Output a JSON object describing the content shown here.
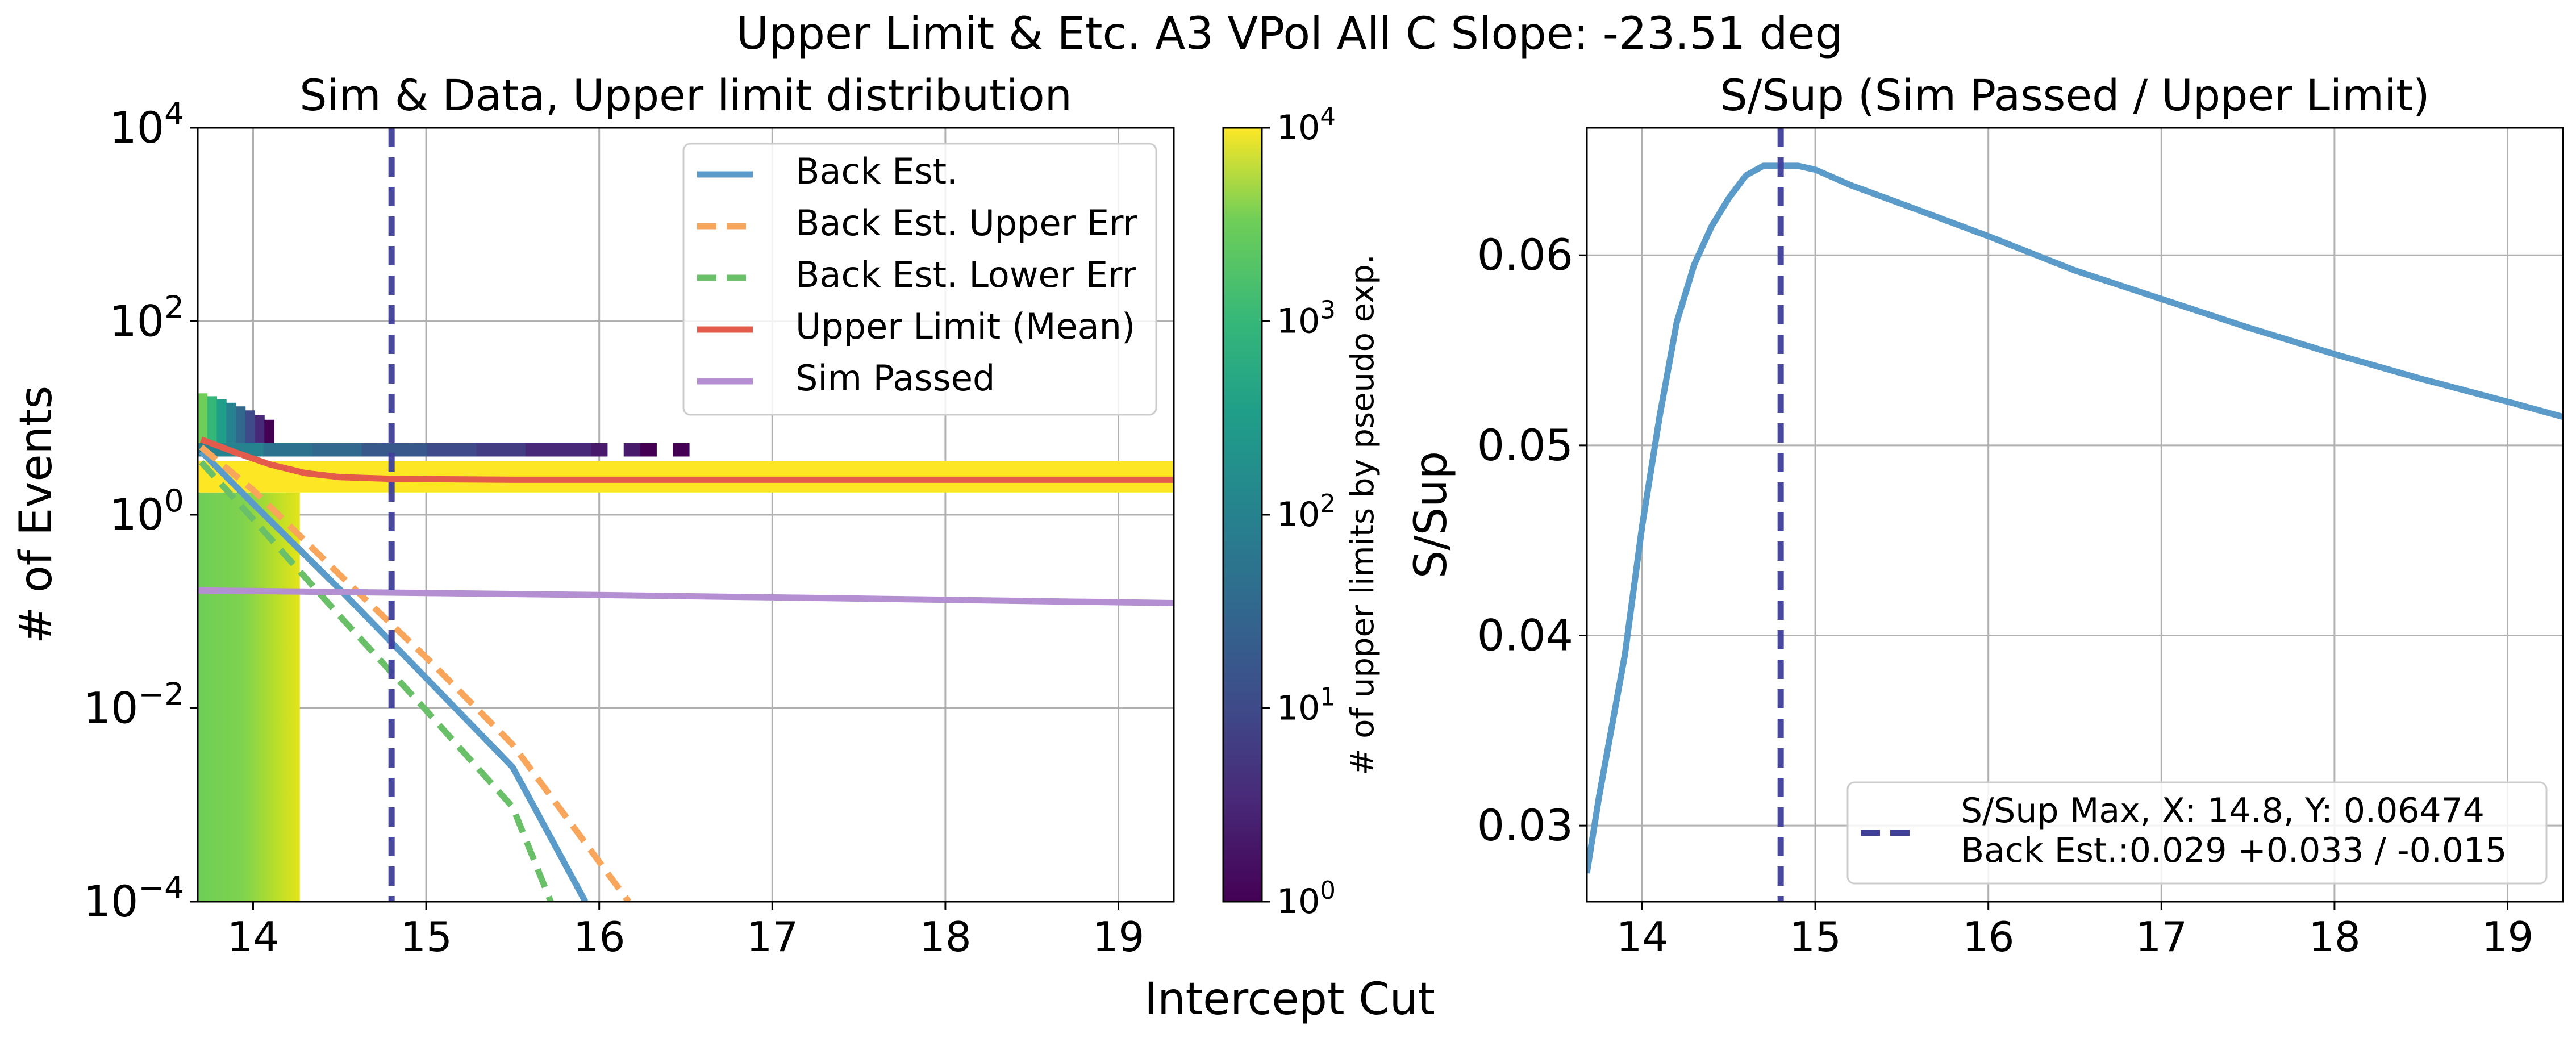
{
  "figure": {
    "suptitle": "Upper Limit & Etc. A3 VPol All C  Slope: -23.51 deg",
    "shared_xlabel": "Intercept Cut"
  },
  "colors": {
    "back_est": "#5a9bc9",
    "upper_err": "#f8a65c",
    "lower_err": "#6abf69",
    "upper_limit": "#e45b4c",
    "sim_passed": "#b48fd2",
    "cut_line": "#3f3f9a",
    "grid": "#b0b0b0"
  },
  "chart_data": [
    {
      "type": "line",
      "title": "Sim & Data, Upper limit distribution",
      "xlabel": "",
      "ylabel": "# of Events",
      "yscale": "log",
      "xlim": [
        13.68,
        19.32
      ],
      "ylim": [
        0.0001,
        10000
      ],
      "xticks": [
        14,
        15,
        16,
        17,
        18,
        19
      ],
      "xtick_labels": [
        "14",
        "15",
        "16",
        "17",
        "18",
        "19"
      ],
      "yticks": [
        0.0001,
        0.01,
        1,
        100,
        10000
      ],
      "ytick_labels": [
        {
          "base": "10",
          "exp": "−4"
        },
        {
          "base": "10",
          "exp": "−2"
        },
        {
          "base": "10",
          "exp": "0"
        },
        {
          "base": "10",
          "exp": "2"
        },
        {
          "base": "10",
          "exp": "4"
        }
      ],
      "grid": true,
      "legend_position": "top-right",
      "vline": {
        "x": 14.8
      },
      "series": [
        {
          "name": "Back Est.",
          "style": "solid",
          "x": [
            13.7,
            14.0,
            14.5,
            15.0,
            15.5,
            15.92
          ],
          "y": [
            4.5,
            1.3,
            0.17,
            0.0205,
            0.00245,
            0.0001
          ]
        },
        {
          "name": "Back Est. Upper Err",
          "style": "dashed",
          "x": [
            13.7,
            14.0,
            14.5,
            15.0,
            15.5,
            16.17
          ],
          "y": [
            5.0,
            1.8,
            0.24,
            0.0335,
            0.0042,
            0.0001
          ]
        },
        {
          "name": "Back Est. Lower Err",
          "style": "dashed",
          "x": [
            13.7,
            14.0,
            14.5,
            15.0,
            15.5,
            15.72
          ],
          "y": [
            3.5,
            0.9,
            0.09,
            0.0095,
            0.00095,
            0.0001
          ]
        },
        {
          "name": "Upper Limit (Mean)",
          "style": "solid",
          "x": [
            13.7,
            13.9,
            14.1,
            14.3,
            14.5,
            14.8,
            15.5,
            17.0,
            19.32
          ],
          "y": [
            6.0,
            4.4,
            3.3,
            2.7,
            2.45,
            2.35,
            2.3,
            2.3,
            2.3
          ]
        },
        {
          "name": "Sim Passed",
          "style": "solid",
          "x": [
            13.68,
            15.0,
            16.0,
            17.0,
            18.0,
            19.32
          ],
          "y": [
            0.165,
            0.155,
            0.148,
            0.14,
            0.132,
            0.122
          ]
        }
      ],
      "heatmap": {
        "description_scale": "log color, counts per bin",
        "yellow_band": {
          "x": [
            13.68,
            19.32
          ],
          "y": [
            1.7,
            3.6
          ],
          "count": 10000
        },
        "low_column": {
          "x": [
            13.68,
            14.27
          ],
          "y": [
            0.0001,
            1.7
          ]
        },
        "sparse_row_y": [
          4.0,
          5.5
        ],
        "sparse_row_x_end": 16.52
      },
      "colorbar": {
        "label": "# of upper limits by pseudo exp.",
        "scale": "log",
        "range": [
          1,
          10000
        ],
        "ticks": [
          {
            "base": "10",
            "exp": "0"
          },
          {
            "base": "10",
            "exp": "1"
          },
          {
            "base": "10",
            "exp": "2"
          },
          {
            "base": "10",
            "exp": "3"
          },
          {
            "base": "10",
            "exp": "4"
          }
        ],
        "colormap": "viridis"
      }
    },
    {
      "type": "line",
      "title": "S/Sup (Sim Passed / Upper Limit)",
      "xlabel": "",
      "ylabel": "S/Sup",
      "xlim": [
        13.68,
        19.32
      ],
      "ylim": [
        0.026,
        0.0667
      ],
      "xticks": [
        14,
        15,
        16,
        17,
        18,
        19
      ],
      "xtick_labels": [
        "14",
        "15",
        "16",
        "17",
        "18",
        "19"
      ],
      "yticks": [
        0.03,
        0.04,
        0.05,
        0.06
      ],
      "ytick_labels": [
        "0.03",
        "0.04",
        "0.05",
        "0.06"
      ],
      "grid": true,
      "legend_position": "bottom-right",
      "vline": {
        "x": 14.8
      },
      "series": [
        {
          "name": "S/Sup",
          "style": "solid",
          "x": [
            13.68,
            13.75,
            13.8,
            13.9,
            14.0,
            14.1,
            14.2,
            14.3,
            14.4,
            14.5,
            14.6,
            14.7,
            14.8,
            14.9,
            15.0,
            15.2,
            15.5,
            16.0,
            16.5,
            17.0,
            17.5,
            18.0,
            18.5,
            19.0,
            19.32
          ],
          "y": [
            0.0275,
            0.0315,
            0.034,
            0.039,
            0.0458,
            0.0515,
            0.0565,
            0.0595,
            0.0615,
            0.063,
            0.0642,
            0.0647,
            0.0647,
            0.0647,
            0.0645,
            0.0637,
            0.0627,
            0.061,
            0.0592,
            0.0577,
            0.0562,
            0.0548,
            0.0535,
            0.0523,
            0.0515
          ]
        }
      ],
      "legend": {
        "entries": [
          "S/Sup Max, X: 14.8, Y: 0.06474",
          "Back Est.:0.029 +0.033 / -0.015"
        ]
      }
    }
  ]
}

- **Problem requirements**
What you return should match the records above word for word, minus the pictures.

- **Response to this exercise**
Output a JSON object describing the content shown here.
{
  "figure": {
    "suptitle": "Upper Limit & Etc. A3 VPol All C  Slope: -23.51 deg",
    "shared_xlabel": "Intercept Cut"
  },
  "colors": {
    "back_est": "#5a9bc9",
    "upper_err": "#f8a65c",
    "lower_err": "#6abf69",
    "upper_limit": "#e45b4c",
    "sim_passed": "#b48fd2",
    "cut_line": "#3f3f9a",
    "grid": "#b0b0b0"
  },
  "chart_data": [
    {
      "type": "line",
      "title": "Sim & Data, Upper limit distribution",
      "xlabel": "",
      "ylabel": "# of Events",
      "yscale": "log",
      "xlim": [
        13.68,
        19.32
      ],
      "ylim": [
        0.0001,
        10000
      ],
      "xticks": [
        14,
        15,
        16,
        17,
        18,
        19
      ],
      "xtick_labels": [
        "14",
        "15",
        "16",
        "17",
        "18",
        "19"
      ],
      "yticks": [
        0.0001,
        0.01,
        1,
        100,
        10000
      ],
      "ytick_labels": [
        {
          "base": "10",
          "exp": "−4"
        },
        {
          "base": "10",
          "exp": "−2"
        },
        {
          "base": "10",
          "exp": "0"
        },
        {
          "base": "10",
          "exp": "2"
        },
        {
          "base": "10",
          "exp": "4"
        }
      ],
      "grid": true,
      "legend_position": "top-right",
      "vline": {
        "x": 14.8
      },
      "series": [
        {
          "name": "Back Est.",
          "style": "solid",
          "x": [
            13.7,
            14.0,
            14.5,
            15.0,
            15.5,
            15.92
          ],
          "y": [
            4.5,
            1.3,
            0.17,
            0.0205,
            0.00245,
            0.0001
          ]
        },
        {
          "name": "Back Est. Upper Err",
          "style": "dashed",
          "x": [
            13.7,
            14.0,
            14.5,
            15.0,
            15.5,
            16.17
          ],
          "y": [
            5.0,
            1.8,
            0.24,
            0.0335,
            0.0042,
            0.0001
          ]
        },
        {
          "name": "Back Est. Lower Err",
          "style": "dashed",
          "x": [
            13.7,
            14.0,
            14.5,
            15.0,
            15.5,
            15.72
          ],
          "y": [
            3.5,
            0.9,
            0.09,
            0.0095,
            0.00095,
            0.0001
          ]
        },
        {
          "name": "Upper Limit (Mean)",
          "style": "solid",
          "x": [
            13.7,
            13.9,
            14.1,
            14.3,
            14.5,
            14.8,
            15.5,
            17.0,
            19.32
          ],
          "y": [
            6.0,
            4.4,
            3.3,
            2.7,
            2.45,
            2.35,
            2.3,
            2.3,
            2.3
          ]
        },
        {
          "name": "Sim Passed",
          "style": "solid",
          "x": [
            13.68,
            15.0,
            16.0,
            17.0,
            18.0,
            19.32
          ],
          "y": [
            0.165,
            0.155,
            0.148,
            0.14,
            0.132,
            0.122
          ]
        }
      ],
      "heatmap": {
        "description_scale": "log color, counts per bin",
        "yellow_band": {
          "x": [
            13.68,
            19.32
          ],
          "y": [
            1.7,
            3.6
          ],
          "count": 10000
        },
        "low_column": {
          "x": [
            13.68,
            14.27
          ],
          "y": [
            0.0001,
            1.7
          ]
        },
        "sparse_row_y": [
          4.0,
          5.5
        ],
        "sparse_row_x_end": 16.52
      },
      "colorbar": {
        "label": "# of upper limits by pseudo exp.",
        "scale": "log",
        "range": [
          1,
          10000
        ],
        "ticks": [
          {
            "base": "10",
            "exp": "0"
          },
          {
            "base": "10",
            "exp": "1"
          },
          {
            "base": "10",
            "exp": "2"
          },
          {
            "base": "10",
            "exp": "3"
          },
          {
            "base": "10",
            "exp": "4"
          }
        ],
        "colormap": "viridis"
      }
    },
    {
      "type": "line",
      "title": "S/Sup (Sim Passed / Upper Limit)",
      "xlabel": "",
      "ylabel": "S/Sup",
      "xlim": [
        13.68,
        19.32
      ],
      "ylim": [
        0.026,
        0.0667
      ],
      "xticks": [
        14,
        15,
        16,
        17,
        18,
        19
      ],
      "xtick_labels": [
        "14",
        "15",
        "16",
        "17",
        "18",
        "19"
      ],
      "yticks": [
        0.03,
        0.04,
        0.05,
        0.06
      ],
      "ytick_labels": [
        "0.03",
        "0.04",
        "0.05",
        "0.06"
      ],
      "grid": true,
      "legend_position": "bottom-right",
      "vline": {
        "x": 14.8
      },
      "series": [
        {
          "name": "S/Sup",
          "style": "solid",
          "x": [
            13.68,
            13.75,
            13.8,
            13.9,
            14.0,
            14.1,
            14.2,
            14.3,
            14.4,
            14.5,
            14.6,
            14.7,
            14.8,
            14.9,
            15.0,
            15.2,
            15.5,
            16.0,
            16.5,
            17.0,
            17.5,
            18.0,
            18.5,
            19.0,
            19.32
          ],
          "y": [
            0.0275,
            0.0315,
            0.034,
            0.039,
            0.0458,
            0.0515,
            0.0565,
            0.0595,
            0.0615,
            0.063,
            0.0642,
            0.0647,
            0.0647,
            0.0647,
            0.0645,
            0.0637,
            0.0627,
            0.061,
            0.0592,
            0.0577,
            0.0562,
            0.0548,
            0.0535,
            0.0523,
            0.0515
          ]
        }
      ],
      "legend": {
        "entries": [
          "S/Sup Max, X: 14.8, Y: 0.06474",
          "Back Est.:0.029 +0.033 / -0.015"
        ]
      }
    }
  ]
}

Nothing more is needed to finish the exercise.